Exercise material
((

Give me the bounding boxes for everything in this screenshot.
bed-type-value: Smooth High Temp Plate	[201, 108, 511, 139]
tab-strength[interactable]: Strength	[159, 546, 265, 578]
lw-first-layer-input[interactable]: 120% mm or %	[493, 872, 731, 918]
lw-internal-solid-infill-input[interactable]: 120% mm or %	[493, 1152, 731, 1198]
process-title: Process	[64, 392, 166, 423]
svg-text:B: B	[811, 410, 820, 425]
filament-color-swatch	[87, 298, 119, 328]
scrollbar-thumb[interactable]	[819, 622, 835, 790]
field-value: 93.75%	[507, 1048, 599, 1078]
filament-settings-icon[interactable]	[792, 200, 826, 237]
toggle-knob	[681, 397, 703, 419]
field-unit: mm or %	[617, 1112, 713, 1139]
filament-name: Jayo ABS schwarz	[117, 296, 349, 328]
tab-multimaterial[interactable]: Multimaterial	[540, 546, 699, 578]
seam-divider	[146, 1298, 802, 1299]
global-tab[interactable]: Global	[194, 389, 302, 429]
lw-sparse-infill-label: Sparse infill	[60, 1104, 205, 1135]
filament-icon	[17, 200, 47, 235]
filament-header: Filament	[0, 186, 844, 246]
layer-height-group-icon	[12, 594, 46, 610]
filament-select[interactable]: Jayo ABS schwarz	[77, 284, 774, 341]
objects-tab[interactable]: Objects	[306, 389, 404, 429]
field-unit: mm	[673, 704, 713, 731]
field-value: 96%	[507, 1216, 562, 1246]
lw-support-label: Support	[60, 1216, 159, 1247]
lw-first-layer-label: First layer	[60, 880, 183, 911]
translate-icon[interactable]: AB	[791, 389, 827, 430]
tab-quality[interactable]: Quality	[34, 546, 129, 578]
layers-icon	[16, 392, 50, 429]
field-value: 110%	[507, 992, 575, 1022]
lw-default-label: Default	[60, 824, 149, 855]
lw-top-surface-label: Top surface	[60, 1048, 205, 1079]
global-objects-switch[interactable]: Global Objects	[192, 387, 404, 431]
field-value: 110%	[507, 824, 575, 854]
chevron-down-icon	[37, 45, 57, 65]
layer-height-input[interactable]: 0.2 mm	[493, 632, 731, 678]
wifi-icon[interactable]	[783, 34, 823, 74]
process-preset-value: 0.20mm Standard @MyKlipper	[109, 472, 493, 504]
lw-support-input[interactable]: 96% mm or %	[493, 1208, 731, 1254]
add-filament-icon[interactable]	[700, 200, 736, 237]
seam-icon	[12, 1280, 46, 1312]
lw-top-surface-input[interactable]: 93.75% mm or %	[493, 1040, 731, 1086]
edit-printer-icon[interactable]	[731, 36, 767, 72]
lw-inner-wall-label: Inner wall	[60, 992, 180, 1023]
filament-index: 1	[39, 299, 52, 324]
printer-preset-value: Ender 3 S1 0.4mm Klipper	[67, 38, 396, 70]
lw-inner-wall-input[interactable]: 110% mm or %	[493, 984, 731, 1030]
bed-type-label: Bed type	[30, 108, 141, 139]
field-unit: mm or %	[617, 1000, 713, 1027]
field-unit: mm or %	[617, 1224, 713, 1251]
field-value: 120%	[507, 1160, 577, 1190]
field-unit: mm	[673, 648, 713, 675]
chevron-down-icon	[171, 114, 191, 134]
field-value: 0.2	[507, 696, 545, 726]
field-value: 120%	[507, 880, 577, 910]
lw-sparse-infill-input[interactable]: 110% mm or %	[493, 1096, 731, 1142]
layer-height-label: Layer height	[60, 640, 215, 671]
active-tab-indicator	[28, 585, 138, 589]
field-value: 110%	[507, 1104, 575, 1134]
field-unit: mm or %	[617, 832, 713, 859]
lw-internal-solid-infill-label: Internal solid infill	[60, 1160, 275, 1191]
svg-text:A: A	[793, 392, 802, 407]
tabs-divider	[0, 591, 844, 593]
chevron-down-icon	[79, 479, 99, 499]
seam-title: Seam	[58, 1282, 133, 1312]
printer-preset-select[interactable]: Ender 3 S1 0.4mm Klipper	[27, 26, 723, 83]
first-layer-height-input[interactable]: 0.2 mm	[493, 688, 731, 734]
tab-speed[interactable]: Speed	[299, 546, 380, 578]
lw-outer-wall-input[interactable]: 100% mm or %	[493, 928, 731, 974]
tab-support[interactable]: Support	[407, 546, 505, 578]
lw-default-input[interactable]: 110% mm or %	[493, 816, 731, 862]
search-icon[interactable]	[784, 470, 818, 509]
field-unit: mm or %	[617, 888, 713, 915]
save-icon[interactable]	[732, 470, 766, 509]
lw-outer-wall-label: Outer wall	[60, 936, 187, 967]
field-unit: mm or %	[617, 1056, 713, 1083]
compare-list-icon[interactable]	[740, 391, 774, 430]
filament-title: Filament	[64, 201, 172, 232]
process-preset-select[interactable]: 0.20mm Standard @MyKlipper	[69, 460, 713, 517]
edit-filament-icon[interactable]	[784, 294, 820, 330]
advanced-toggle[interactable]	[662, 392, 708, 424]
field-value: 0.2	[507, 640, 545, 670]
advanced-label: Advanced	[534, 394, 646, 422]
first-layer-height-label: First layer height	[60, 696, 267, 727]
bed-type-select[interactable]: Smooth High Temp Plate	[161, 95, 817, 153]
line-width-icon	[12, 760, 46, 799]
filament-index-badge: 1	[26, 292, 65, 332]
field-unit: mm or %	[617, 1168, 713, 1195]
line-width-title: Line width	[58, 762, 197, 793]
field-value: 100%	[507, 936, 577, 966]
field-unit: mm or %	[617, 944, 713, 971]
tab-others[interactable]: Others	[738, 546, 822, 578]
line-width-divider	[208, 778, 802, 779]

))

Problem
List every line above that contains the string "Temp".

Right answer
bed-type-value: Smooth High Temp Plate	[201, 108, 511, 139]
bed-type-select[interactable]: Smooth High Temp Plate	[161, 95, 817, 153]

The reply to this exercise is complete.